### THE RECORDS

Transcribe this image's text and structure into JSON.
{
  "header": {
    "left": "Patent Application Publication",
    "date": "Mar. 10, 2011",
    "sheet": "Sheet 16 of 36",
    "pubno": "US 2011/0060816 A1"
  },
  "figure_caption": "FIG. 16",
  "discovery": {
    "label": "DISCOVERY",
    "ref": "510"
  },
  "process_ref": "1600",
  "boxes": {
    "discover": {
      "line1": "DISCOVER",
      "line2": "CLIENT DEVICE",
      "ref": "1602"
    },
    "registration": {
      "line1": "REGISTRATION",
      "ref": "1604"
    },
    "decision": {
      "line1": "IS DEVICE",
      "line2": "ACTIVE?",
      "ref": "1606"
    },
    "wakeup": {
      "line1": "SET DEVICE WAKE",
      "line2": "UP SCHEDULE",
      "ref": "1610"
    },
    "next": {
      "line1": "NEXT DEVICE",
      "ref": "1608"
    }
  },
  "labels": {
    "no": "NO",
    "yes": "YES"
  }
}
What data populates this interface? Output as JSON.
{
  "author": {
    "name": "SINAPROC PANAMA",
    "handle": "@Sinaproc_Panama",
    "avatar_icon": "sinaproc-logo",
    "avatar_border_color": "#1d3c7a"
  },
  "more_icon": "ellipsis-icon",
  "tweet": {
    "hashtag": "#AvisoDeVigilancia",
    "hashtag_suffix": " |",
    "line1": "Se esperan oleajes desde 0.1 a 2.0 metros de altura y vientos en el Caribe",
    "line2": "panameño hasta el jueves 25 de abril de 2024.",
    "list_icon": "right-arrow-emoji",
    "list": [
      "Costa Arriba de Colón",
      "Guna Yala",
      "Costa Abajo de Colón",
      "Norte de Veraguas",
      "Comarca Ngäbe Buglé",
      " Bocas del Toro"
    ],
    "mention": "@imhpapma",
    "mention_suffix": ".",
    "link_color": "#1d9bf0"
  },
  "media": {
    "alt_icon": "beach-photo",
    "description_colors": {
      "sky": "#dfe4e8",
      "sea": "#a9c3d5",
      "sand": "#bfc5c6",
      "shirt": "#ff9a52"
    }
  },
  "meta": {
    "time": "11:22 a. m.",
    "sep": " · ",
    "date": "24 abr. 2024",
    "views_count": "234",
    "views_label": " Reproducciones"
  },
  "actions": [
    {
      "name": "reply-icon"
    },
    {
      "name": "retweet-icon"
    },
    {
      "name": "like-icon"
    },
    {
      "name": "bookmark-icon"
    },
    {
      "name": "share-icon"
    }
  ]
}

######

WHAT YOU ARE ASKED TO DO - Go back to the listing above and please repeat it exactly.

FULL OUTPUT -
Transcribe this image's text and structure into JSON.
{
  "header": {
    "left": "Patent Application Publication",
    "date": "Mar. 10, 2011",
    "sheet": "Sheet 16 of 36",
    "pubno": "US 2011/0060816 A1"
  },
  "figure_caption": "FIG. 16",
  "discovery": {
    "label": "DISCOVERY",
    "ref": "510"
  },
  "process_ref": "1600",
  "boxes": {
    "discover": {
      "line1": "DISCOVER",
      "line2": "CLIENT DEVICE",
      "ref": "1602"
    },
    "registration": {
      "line1": "REGISTRATION",
      "ref": "1604"
    },
    "decision": {
      "line1": "IS DEVICE",
      "line2": "ACTIVE?",
      "ref": "1606"
    },
    "wakeup": {
      "line1": "SET DEVICE WAKE",
      "line2": "UP SCHEDULE",
      "ref": "1610"
    },
    "next": {
      "line1": "NEXT DEVICE",
      "ref": "1608"
    }
  },
  "labels": {
    "no": "NO",
    "yes": "YES"
  }
}
What data populates this interface? Output as JSON.
{
  "author": {
    "name": "SINAPROC PANAMA",
    "handle": "@Sinaproc_Panama",
    "avatar_icon": "sinaproc-logo",
    "avatar_border_color": "#1d3c7a"
  },
  "more_icon": "ellipsis-icon",
  "tweet": {
    "hashtag": "#AvisoDeVigilancia",
    "hashtag_suffix": " |",
    "line1": "Se esperan oleajes desde 0.1 a 2.0 metros de altura y vientos en el Caribe",
    "line2": "panameño hasta el jueves 25 de abril de 2024.",
    "list_icon": "right-arrow-emoji",
    "list": [
      "Costa Arriba de Colón",
      "Guna Yala",
      "Costa Abajo de Colón",
      "Norte de Veraguas",
      "Comarca Ngäbe Buglé",
      " Bocas del Toro"
    ],
    "mention": "@imhpapma",
    "mention_suffix": ".",
    "link_color": "#1d9bf0"
  },
  "media": {
    "alt_icon": "beach-photo",
    "description_colors": {
      "sky": "#dfe4e8",
      "sea": "#a9c3d5",
      "sand": "#bfc5c6",
      "shirt": "#ff9a52"
    }
  },
  "meta": {
    "time": "11:22 a. m.",
    "sep": " · ",
    "date": "24 abr. 2024",
    "views_count": "234",
    "views_label": " Reproducciones"
  },
  "actions": [
    {
      "name": "reply-icon"
    },
    {
      "name": "retweet-icon"
    },
    {
      "name": "like-icon"
    },
    {
      "name": "bookmark-icon"
    },
    {
      "name": "share-icon"
    }
  ]
}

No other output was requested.